Set problem: Write out the whole of the material exactly.
-- start Data to use --
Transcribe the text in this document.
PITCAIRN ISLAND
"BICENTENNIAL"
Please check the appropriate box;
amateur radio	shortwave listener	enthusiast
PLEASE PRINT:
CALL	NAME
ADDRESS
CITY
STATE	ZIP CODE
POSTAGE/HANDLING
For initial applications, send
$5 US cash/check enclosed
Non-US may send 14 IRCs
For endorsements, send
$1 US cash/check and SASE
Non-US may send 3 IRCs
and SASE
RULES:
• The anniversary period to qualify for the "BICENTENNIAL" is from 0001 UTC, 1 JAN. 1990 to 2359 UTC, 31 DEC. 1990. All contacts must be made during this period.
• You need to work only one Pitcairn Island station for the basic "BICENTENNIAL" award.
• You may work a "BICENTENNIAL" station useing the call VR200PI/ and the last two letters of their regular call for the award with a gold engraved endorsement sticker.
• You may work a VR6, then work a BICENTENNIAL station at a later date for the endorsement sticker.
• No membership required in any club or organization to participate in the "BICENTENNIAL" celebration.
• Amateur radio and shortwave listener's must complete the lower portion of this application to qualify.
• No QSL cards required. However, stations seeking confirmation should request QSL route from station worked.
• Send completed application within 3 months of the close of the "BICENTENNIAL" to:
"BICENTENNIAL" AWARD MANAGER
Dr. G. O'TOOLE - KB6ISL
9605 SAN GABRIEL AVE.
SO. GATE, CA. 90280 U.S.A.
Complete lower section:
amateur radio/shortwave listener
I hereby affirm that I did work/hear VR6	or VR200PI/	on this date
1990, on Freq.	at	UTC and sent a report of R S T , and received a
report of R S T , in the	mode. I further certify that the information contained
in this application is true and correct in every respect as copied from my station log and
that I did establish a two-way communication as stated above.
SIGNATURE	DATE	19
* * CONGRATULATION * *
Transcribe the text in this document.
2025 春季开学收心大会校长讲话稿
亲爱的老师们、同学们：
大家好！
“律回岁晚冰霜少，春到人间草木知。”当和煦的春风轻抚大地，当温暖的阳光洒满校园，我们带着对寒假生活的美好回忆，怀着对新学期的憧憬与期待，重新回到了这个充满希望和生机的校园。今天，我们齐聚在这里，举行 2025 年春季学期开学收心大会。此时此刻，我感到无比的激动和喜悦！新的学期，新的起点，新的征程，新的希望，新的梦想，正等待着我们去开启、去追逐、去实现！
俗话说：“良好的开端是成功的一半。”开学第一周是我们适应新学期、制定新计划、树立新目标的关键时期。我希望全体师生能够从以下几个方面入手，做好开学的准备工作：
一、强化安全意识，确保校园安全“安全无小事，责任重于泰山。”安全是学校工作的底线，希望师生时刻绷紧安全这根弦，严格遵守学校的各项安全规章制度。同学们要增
-- end Data to use --
Solution:
Transcribe the text in this document.
PITCAIRN ISLAND
"BICENTENNIAL"
Please check the appropriate box;
amateur radio	shortwave listener	enthusiast
PLEASE PRINT:
CALL	NAME
ADDRESS
CITY
STATE	ZIP CODE
POSTAGE/HANDLING
For initial applications, send
$5 US cash/check enclosed
Non-US may send 14 IRCs
For endorsements, send
$1 US cash/check and SASE
Non-US may send 3 IRCs
and SASE
RULES:
• The anniversary period to qualify for the "BICENTENNIAL" is from 0001 UTC, 1 JAN. 1990 to 2359 UTC, 31 DEC. 1990. All contacts must be made during this period.
• You need to work only one Pitcairn Island station for the basic "BICENTENNIAL" award.
• You may work a "BICENTENNIAL" station useing the call VR200PI/ and the last two letters of their regular call for the award with a gold engraved endorsement sticker.
• You may work a VR6, then work a BICENTENNIAL station at a later date for the endorsement sticker.
• No membership required in any club or organization to participate in the "BICENTENNIAL" celebration.
• Amateur radio and shortwave listener's must complete the lower portion of this application to qualify.
• No QSL cards required. However, stations seeking confirmation should request QSL route from station worked.
• Send completed application within 3 months of the close of the "BICENTENNIAL" to:
"BICENTENNIAL" AWARD MANAGER
Dr. G. O'TOOLE - KB6ISL
9605 SAN GABRIEL AVE.
SO. GATE, CA. 90280 U.S.A.
Complete lower section:
amateur radio/shortwave listener
I hereby affirm that I did work/hear VR6	or VR200PI/	on this date
1990, on Freq.	at	UTC and sent a report of R S T , and received a
report of R S T , in the	mode. I further certify that the information contained
in this application is true and correct in every respect as copied from my station log and
that I did establish a two-way communication as stated above.
SIGNATURE	DATE	19
* * CONGRATULATION * *
Transcribe the text in this document.
2025 春季开学收心大会校长讲话稿
亲爱的老师们、同学们：
大家好！
“律回岁晚冰霜少，春到人间草木知。”当和煦的春风轻抚大地，当温暖的阳光洒满校园，我们带着对寒假生活的美好回忆，怀着对新学期的憧憬与期待，重新回到了这个充满希望和生机的校园。今天，我们齐聚在这里，举行 2025 年春季学期开学收心大会。此时此刻，我感到无比的激动和喜悦！新的学期，新的起点，新的征程，新的希望，新的梦想，正等待着我们去开启、去追逐、去实现！
俗话说：“良好的开端是成功的一半。”开学第一周是我们适应新学期、制定新计划、树立新目标的关键时期。我希望全体师生能够从以下几个方面入手，做好开学的准备工作：
一、强化安全意识，确保校园安全“安全无小事，责任重于泰山。”安全是学校工作的底线，希望师生时刻绷紧安全这根弦，严格遵守学校的各项安全规章制度。同学们要增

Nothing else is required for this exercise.